■ READING TEXT:
○ ○ ○ ○
If a visitor let go of the rope, would they bury him (or possibly her) in
a disused pocket of this warren?
A
taxi dropped me in a shambolic area of the town to board a rickety bus for a
night trip to Uyuni. The night was cold, pale moonlight allowed vague perceptions
of the landscape gliding past my window. I
was unsure whether our bus was jostling along a genuine road or just inside a
dry riverbed.
Salar
de Uyuni
is an immense salt pan (12000 km2) and was part of a prehistoric salt
lake covering most of southwestern Bolivia. I went on a 4-wheel drive tour across this snow-white
expanse, where only high mountains indicate distant shores. It's now a national park just outside which lone groups of
shelters house people harvesting lime. An
attraction in this vastness simulating an icescape is a hotel totally built of
salt, including its furniture. Further
on, an island of jumbled rocks forested with giant cacti rises from the salt.

We stayed overnight in a village at the foot of Tunupa.
This volcano was hiding a stunning surprise in a cave overlooking a dry gully.
Brilliant morning sun warmed our rocky ascent, the saltpan reflecting and condensing the light, pretending to be a huge cloudbank below us. A blotch in it, 60 km away, indicated the island with the cacti forest.
We crawled into the cave. Crouching
against the walls, a group of mummified bodies wrapped in decaying material
stared at us from lifeless eye-sockets, seemingly untouched bowls and other
artefacts spread out before them.
Tupiza
is stuck in an area where a variety of weird landscape forms meet. The colourful canyons, monoliths, chasms, and eroding cliffs
might as well have been ripped from the national parks of the North American
South West and thrown together here. I
spent the fading daylight hour up on the plateau above Tupiza, watching a giant
"town of stone" change colour and shading.
○ ○ ○ ○
■ SUPPLIED DATA:
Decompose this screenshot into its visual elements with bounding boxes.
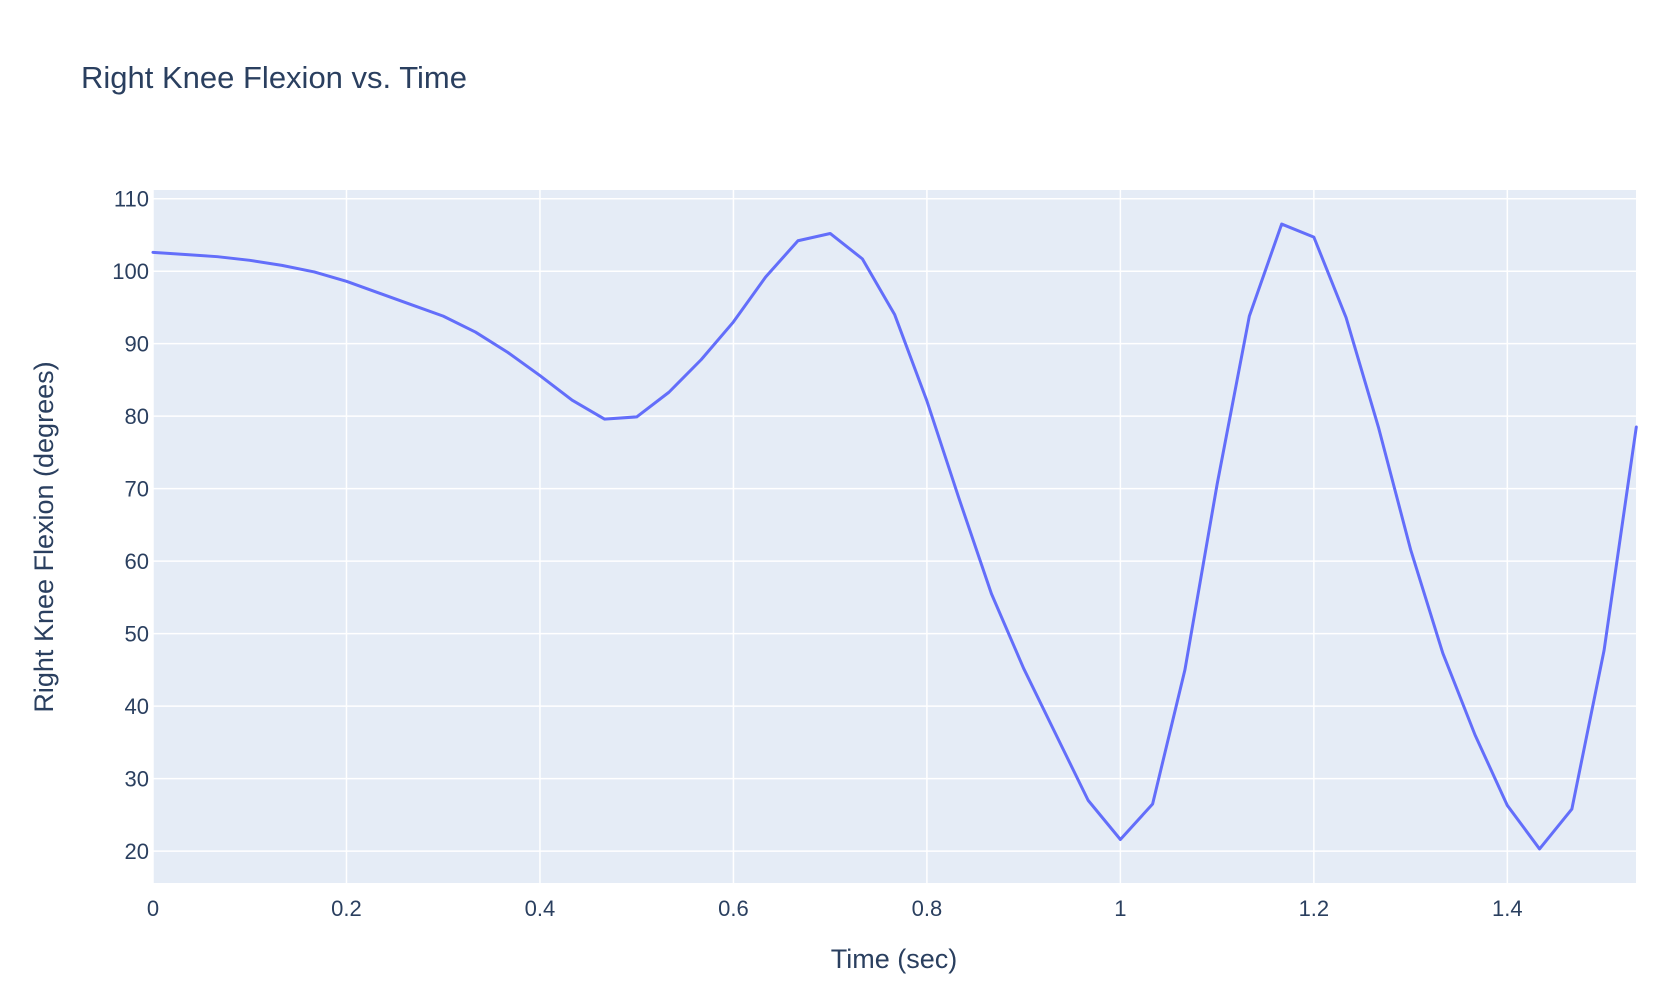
○ ○ ○ ○
■ EXERCISE BRIEF:
In the Bolivia travel text, copy everything from "We crawled into" down to "colour and shading.", but change "plateau" to "mesa".

■ EXERCISE RESPONSE:
We crawled into the cave. Crouching
against the walls, a group of mummified bodies wrapped in decaying material
stared at us from lifeless eye-sockets, seemingly untouched bowls and other
artefacts spread out before them.
Tupiza
is stuck in an area where a variety of weird landscape forms meet. The colourful canyons, monoliths, chasms, and eroding cliffs
might as well have been ripped from the national parks of the North American
South West and thrown together here. I
spent the fading daylight hour up on the mesa above Tupiza, watching a giant
"town of stone" change colour and shading.